-- BEGIN DATA FOR THIS TASK --
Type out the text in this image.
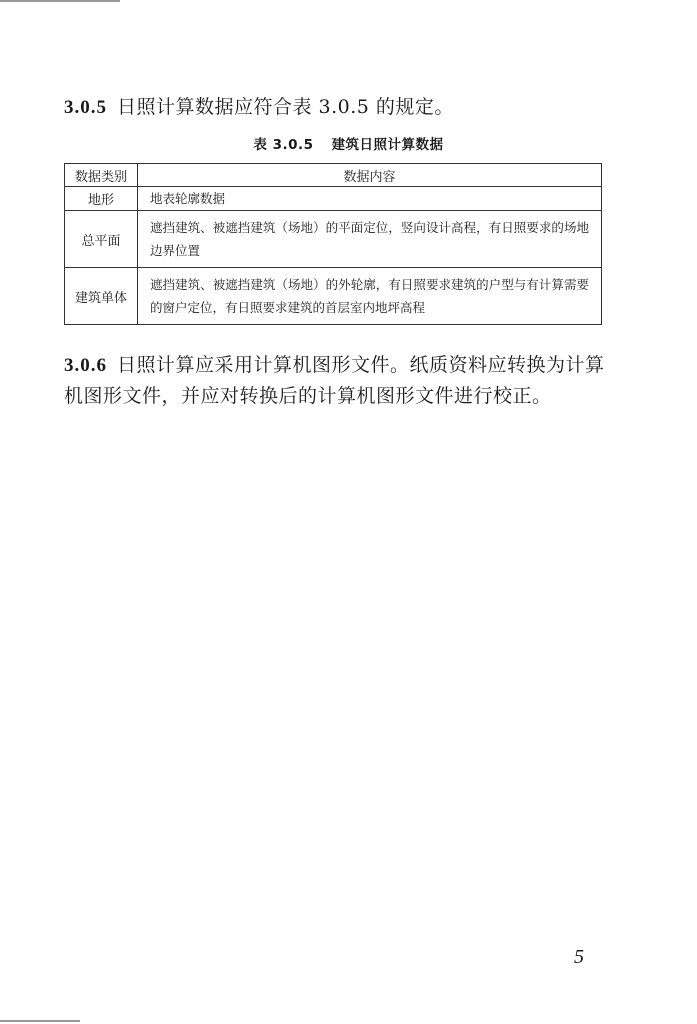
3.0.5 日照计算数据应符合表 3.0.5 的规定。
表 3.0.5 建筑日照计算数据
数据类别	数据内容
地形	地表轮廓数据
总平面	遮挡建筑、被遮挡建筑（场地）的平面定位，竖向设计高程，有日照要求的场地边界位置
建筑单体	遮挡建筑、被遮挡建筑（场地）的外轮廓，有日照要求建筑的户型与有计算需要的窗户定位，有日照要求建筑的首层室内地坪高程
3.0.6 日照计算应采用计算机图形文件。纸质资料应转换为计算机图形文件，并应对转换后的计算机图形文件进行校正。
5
-- END DATA FOR THIS TASK --
-- BEGIN DATA FOR THIS TASK --
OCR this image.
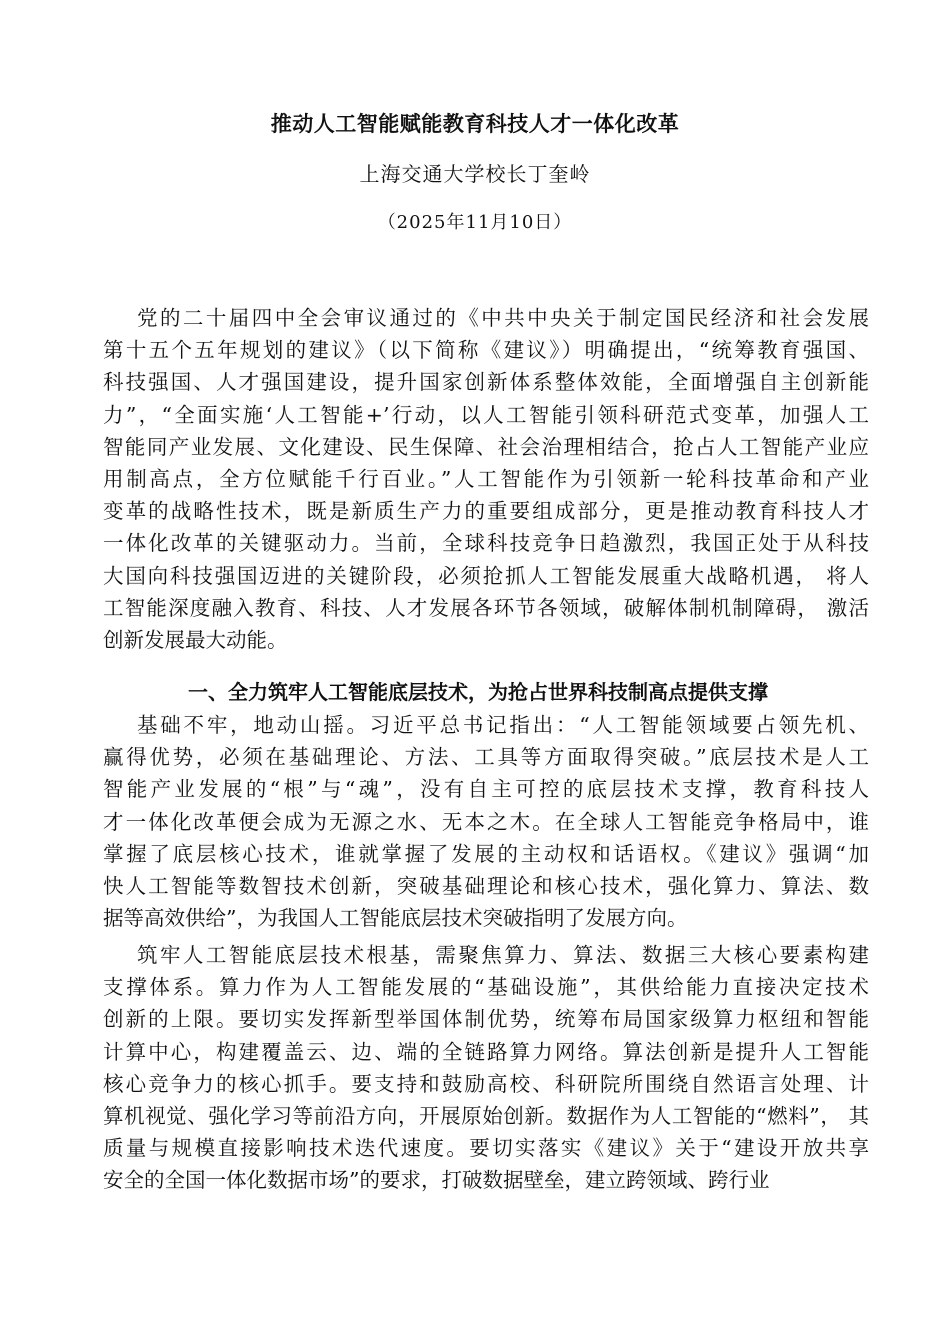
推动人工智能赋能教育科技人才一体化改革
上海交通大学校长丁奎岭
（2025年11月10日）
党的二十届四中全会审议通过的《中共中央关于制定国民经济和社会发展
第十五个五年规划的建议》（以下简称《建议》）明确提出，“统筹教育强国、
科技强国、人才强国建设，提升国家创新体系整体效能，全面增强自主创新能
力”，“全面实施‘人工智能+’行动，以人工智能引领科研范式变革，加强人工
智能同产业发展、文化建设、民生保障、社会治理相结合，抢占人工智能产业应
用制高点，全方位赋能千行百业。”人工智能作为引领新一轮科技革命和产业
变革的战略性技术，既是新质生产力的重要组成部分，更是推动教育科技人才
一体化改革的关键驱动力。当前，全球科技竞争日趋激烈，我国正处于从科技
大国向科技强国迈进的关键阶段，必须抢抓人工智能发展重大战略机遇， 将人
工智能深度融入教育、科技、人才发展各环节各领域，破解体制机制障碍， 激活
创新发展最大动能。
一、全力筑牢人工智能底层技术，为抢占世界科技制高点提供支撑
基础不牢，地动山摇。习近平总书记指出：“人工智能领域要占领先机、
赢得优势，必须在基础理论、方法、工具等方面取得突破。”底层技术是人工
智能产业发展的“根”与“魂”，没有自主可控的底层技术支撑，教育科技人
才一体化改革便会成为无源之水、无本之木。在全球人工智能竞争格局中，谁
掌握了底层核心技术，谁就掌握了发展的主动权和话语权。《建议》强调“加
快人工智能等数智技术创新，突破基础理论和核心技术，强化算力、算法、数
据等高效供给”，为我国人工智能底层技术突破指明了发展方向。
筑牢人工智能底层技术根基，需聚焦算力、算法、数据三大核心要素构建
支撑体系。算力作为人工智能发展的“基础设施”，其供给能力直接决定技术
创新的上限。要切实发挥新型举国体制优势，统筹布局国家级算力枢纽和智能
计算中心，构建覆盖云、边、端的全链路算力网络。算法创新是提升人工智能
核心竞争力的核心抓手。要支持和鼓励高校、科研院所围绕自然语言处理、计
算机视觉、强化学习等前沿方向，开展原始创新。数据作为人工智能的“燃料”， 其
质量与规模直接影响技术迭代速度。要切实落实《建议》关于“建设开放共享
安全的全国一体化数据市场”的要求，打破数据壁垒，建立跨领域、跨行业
-- END DATA FOR THIS TASK --
## TASK PROMPT:
Isolate the lines above that contain the word "遮挡建筑" and copy them.

## WRITTEN SOLUTION:
总平面	遮挡建筑、被遮挡建筑（场地）的平面定位，竖向设计高程，有日照要求的场地边界位置
建筑单体	遮挡建筑、被遮挡建筑（场地）的外轮廓，有日照要求建筑的户型与有计算需要的窗户定位，有日照要求建筑的首层室内地坪高程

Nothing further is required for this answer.